__What is expected__. Select each line where the word "value" appears.

====== Data for the task

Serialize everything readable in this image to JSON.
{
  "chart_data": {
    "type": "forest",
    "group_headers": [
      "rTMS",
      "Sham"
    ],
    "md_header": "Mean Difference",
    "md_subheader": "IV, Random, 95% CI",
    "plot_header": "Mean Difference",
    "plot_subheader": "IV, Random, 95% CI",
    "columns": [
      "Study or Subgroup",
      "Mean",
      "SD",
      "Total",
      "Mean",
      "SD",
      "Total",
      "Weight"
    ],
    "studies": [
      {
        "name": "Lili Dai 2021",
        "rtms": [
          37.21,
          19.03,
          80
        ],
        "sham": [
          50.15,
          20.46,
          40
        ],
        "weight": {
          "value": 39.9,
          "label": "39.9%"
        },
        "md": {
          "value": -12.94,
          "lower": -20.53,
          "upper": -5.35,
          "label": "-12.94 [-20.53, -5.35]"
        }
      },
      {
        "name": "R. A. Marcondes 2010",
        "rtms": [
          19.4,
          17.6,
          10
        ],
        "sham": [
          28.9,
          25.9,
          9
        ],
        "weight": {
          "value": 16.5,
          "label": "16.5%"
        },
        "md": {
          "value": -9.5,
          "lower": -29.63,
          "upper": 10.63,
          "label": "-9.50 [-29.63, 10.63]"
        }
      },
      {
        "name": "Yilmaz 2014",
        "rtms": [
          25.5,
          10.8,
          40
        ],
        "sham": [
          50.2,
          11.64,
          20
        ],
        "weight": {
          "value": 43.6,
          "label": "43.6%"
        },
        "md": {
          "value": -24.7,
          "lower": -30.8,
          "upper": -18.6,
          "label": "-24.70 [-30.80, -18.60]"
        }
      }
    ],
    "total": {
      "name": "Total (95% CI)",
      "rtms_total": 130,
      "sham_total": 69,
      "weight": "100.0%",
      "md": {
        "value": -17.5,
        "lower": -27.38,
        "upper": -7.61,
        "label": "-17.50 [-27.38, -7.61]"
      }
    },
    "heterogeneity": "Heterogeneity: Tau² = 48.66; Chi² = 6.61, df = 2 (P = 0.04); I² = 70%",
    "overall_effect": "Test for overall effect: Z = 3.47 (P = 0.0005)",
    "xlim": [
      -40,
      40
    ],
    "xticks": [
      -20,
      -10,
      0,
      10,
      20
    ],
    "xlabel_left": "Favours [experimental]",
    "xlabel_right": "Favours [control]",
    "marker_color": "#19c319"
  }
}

============
====== Data for the task

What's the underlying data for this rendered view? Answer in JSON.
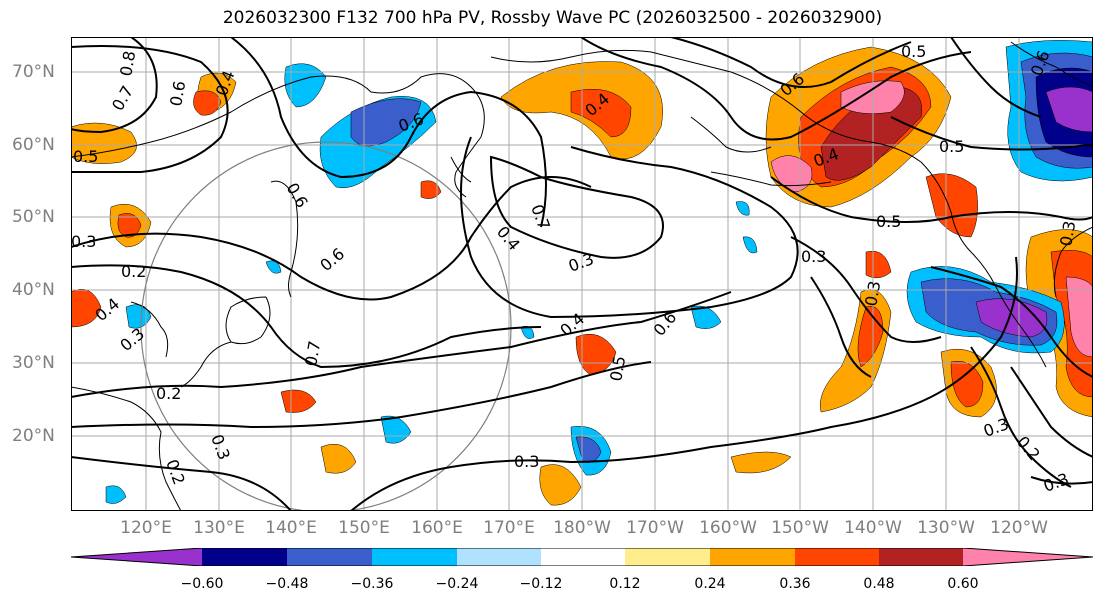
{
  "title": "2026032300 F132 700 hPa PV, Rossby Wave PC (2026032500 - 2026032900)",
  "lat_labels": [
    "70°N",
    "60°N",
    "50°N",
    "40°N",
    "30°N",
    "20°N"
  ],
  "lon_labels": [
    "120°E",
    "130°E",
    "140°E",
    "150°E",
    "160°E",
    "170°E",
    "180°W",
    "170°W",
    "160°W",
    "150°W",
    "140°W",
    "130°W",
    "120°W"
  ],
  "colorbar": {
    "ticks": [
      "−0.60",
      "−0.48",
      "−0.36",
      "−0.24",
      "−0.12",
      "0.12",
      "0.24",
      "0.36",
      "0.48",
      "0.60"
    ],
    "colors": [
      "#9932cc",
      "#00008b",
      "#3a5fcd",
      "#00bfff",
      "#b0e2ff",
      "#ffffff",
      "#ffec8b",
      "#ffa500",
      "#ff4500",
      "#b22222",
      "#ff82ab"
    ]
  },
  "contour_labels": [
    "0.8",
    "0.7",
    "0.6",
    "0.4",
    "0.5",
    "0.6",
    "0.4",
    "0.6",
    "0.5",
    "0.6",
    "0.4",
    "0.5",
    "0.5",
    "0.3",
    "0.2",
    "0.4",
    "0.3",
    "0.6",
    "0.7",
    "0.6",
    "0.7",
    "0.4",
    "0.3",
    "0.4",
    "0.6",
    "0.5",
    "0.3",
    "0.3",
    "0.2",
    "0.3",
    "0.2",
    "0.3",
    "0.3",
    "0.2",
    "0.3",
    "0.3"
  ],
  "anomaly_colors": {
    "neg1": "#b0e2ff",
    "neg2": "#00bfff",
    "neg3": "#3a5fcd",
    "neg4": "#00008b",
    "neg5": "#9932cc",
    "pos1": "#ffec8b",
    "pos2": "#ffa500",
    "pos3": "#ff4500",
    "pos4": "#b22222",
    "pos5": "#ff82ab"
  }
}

============

__Written answer__.
          "value": 39.9,
          "value": -12.94,
          "value": 16.5,
          "value": -9.5,
          "value": 43.6,
          "value": -24.7,
        "value": -17.5,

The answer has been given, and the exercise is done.